═════ DATA FOR PROCESSING ═════
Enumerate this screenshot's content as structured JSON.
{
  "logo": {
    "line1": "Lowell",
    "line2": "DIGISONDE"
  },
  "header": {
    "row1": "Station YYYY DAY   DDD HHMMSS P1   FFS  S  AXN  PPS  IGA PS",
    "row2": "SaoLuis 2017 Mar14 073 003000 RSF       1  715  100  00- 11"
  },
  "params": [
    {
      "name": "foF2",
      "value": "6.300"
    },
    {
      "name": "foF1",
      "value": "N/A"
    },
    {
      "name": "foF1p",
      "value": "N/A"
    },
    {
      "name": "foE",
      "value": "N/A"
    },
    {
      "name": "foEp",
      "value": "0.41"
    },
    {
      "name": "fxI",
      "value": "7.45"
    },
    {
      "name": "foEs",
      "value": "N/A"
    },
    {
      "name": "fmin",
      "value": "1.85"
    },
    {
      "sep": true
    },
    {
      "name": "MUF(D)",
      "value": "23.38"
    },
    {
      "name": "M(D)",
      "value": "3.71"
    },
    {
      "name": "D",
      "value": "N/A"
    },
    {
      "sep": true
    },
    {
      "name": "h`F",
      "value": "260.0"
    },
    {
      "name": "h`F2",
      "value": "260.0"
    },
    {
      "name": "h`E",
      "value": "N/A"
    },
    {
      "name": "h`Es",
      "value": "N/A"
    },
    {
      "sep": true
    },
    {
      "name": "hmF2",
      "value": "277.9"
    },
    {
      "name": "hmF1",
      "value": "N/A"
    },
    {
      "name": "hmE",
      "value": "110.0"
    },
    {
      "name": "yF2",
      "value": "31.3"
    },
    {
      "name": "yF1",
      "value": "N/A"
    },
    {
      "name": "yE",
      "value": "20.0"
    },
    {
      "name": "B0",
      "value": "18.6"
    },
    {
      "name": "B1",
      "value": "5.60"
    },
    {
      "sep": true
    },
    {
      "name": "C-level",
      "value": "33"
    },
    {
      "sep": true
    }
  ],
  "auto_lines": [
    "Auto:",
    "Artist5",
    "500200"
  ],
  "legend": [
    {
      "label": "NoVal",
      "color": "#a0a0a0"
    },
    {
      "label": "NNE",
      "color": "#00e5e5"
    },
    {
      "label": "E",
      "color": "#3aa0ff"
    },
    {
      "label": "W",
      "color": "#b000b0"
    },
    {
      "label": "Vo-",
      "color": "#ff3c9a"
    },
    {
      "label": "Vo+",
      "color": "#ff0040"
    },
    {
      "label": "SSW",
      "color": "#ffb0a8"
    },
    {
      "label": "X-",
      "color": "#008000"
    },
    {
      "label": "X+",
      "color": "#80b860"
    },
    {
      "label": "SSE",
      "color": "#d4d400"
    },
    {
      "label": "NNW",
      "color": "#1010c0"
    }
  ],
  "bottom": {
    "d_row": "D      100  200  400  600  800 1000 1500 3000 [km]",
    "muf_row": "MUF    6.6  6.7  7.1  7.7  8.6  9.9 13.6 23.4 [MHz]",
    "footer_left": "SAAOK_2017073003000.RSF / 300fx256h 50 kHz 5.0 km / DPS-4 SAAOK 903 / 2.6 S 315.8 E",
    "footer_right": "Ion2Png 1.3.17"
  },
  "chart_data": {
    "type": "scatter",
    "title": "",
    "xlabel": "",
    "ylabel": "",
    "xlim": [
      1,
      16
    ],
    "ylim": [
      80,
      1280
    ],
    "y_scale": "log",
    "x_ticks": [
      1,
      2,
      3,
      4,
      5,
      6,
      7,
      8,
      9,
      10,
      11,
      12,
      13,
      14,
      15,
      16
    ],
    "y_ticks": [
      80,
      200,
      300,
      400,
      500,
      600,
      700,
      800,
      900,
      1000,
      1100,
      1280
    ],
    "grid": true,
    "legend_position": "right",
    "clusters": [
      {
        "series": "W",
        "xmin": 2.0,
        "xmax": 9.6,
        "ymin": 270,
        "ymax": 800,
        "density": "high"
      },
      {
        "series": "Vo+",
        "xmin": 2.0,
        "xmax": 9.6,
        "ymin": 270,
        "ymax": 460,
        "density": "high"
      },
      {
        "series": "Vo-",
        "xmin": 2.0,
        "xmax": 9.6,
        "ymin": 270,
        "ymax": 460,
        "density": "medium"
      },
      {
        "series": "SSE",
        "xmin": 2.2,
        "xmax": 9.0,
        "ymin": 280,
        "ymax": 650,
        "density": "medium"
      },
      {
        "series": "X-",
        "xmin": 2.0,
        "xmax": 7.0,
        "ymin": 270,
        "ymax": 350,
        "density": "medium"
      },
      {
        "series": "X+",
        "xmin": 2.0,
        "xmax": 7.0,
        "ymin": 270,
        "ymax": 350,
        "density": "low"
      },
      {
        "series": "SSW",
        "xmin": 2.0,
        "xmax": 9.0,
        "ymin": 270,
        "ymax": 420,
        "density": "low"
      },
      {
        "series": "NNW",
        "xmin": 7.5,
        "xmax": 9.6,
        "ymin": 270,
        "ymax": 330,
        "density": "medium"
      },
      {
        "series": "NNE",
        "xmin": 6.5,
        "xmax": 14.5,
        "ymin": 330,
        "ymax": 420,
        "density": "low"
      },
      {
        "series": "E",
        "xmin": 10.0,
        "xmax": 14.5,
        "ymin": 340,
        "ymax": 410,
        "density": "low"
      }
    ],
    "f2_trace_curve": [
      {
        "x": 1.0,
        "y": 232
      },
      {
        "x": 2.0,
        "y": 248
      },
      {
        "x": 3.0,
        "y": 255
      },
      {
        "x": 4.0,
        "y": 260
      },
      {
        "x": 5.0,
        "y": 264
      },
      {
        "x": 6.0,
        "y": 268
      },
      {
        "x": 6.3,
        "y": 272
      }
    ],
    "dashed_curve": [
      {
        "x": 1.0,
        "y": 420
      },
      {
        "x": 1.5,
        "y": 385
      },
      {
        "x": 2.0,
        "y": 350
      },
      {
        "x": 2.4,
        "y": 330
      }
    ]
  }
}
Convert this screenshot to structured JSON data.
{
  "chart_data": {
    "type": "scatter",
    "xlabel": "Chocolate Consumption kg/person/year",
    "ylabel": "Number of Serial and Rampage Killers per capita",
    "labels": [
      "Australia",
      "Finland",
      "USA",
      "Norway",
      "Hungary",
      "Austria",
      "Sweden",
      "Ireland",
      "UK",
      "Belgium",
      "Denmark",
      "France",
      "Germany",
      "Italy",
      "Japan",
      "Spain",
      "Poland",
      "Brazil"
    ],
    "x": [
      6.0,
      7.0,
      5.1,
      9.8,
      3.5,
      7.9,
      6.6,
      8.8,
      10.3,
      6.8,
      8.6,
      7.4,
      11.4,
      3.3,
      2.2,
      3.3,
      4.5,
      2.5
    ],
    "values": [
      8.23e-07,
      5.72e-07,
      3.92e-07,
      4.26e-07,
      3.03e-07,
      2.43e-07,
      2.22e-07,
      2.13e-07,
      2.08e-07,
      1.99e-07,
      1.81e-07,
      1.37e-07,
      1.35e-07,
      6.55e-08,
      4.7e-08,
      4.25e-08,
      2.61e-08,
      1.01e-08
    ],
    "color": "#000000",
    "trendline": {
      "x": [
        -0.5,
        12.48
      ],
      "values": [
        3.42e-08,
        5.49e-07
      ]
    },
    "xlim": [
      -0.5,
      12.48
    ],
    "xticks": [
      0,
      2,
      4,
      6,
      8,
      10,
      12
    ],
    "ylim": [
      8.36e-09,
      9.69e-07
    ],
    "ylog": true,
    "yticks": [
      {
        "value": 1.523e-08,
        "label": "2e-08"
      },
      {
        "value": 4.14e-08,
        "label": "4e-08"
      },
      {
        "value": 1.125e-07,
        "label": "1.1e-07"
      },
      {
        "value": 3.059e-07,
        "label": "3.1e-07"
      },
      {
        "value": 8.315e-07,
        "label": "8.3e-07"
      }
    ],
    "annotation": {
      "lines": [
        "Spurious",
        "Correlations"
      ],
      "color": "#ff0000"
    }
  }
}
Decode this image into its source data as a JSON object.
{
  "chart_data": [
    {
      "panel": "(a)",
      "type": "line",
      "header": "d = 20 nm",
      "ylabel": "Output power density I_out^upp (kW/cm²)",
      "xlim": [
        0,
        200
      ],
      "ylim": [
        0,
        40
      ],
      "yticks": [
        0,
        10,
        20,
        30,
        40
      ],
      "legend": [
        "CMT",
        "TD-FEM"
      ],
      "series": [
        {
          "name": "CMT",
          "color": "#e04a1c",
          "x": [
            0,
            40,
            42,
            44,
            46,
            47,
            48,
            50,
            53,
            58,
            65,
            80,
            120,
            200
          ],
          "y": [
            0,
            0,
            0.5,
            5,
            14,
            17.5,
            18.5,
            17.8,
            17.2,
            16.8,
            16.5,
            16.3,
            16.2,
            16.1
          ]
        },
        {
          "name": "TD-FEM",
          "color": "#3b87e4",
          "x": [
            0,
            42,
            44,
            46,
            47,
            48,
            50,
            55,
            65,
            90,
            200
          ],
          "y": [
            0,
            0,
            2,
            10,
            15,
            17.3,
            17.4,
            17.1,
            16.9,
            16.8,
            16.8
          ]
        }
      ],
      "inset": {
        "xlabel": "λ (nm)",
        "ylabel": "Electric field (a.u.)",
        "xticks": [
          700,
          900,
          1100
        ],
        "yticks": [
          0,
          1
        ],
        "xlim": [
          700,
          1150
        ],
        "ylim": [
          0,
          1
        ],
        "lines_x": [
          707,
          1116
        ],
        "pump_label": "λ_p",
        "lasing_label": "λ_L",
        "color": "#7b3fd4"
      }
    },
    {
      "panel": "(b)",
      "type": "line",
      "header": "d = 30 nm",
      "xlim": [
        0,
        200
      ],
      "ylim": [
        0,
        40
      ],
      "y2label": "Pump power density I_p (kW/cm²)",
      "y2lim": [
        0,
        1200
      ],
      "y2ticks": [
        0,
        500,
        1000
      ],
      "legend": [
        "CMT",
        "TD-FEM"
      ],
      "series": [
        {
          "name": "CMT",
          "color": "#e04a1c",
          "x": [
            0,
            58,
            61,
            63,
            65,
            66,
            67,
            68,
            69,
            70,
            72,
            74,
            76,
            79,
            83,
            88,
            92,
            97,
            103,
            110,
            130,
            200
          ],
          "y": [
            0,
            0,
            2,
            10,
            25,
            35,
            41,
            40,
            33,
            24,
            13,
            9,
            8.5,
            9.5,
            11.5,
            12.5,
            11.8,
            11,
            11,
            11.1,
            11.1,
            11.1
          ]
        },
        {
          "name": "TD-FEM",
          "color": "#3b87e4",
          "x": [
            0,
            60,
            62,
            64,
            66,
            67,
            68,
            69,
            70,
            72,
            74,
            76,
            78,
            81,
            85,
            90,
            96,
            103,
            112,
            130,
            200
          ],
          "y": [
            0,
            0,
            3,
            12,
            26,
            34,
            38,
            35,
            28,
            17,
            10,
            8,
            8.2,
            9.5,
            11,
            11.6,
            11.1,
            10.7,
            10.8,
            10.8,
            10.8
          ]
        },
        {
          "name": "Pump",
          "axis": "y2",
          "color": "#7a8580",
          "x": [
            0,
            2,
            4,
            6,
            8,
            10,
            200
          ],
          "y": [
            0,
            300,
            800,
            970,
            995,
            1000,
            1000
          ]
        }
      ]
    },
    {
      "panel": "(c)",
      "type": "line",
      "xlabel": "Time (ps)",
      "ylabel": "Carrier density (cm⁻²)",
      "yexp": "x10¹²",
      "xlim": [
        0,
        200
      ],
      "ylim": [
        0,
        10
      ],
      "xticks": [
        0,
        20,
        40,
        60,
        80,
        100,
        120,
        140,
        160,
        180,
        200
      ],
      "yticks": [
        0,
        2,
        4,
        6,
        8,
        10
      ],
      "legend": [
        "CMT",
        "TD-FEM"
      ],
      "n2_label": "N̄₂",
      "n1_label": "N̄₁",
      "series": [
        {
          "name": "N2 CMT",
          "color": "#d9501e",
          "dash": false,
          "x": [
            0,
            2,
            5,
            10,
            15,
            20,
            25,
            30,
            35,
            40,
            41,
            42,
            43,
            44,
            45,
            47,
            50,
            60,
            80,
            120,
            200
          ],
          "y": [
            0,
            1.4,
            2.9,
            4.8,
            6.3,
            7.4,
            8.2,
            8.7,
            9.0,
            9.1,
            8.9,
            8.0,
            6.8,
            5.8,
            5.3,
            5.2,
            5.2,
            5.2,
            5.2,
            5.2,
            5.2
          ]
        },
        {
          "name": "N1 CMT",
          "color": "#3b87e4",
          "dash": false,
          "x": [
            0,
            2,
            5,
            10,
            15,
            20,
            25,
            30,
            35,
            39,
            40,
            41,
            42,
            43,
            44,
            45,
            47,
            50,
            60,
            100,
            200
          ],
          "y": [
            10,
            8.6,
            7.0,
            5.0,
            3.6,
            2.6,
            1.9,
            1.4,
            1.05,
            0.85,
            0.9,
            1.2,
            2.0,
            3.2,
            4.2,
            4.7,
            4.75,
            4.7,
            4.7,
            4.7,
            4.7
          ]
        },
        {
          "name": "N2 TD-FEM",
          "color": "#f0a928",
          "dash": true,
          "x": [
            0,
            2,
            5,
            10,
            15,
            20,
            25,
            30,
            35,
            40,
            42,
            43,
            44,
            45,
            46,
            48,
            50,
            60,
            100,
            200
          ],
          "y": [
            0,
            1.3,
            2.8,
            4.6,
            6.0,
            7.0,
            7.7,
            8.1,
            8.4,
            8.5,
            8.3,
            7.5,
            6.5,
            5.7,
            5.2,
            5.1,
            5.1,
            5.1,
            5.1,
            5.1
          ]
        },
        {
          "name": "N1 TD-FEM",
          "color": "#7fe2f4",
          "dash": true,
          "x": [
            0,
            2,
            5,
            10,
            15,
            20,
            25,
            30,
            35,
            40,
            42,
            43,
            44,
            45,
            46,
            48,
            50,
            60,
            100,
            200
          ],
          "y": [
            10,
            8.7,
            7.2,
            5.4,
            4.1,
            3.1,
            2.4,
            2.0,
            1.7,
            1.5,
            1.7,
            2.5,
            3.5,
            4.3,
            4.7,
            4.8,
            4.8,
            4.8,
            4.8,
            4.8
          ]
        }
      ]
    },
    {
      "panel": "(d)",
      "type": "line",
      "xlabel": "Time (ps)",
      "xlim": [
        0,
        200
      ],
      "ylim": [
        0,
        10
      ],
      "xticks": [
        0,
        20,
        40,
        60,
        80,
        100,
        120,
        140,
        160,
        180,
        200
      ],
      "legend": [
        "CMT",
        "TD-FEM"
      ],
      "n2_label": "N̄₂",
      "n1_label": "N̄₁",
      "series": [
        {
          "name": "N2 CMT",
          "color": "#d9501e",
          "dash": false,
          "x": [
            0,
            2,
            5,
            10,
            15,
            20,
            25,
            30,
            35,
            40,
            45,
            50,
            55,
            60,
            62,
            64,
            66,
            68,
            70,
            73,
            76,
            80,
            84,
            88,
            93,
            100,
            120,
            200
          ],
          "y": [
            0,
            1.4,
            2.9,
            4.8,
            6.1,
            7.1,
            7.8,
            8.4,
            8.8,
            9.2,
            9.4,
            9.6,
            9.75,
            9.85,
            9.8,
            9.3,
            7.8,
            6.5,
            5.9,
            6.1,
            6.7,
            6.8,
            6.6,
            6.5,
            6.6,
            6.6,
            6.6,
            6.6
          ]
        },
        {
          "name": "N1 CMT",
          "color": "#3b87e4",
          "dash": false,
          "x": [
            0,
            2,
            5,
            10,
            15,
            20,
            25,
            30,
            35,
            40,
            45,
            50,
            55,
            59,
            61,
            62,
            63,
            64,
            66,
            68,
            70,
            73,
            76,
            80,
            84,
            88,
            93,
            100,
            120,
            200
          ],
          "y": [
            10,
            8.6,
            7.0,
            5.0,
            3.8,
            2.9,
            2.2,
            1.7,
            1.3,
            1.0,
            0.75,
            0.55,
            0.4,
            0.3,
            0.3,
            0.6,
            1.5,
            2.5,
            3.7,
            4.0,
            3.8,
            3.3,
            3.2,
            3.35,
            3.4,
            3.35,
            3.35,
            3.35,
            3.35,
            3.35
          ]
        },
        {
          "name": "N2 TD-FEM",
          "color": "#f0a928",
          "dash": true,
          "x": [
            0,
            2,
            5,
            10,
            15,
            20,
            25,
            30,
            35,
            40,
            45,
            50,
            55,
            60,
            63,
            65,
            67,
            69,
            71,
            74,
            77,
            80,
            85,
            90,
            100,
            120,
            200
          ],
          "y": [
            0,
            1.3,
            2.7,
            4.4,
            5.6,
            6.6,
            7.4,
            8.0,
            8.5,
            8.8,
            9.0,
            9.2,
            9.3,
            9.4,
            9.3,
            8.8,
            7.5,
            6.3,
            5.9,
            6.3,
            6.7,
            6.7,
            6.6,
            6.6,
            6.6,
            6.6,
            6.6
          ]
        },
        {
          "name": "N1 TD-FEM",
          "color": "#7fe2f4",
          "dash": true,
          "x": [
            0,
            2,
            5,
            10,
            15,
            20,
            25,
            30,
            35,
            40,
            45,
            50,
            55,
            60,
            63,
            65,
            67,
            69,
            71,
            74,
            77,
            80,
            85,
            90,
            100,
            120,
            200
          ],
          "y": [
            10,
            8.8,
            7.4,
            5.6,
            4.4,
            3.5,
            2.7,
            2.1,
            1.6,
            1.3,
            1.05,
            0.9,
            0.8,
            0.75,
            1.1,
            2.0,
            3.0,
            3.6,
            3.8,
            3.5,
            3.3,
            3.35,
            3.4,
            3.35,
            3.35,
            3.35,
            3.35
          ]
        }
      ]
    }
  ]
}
═════
Every line of the listing that holds "ymax" should be found and copied.

### REPLY
        "ymax": 800,
        "ymax": 460,
        "ymax": 460,
        "ymax": 650,
        "ymax": 350,
        "ymax": 350,
        "ymax": 420,
        "ymax": 330,
        "ymax": 420,
        "ymax": 410,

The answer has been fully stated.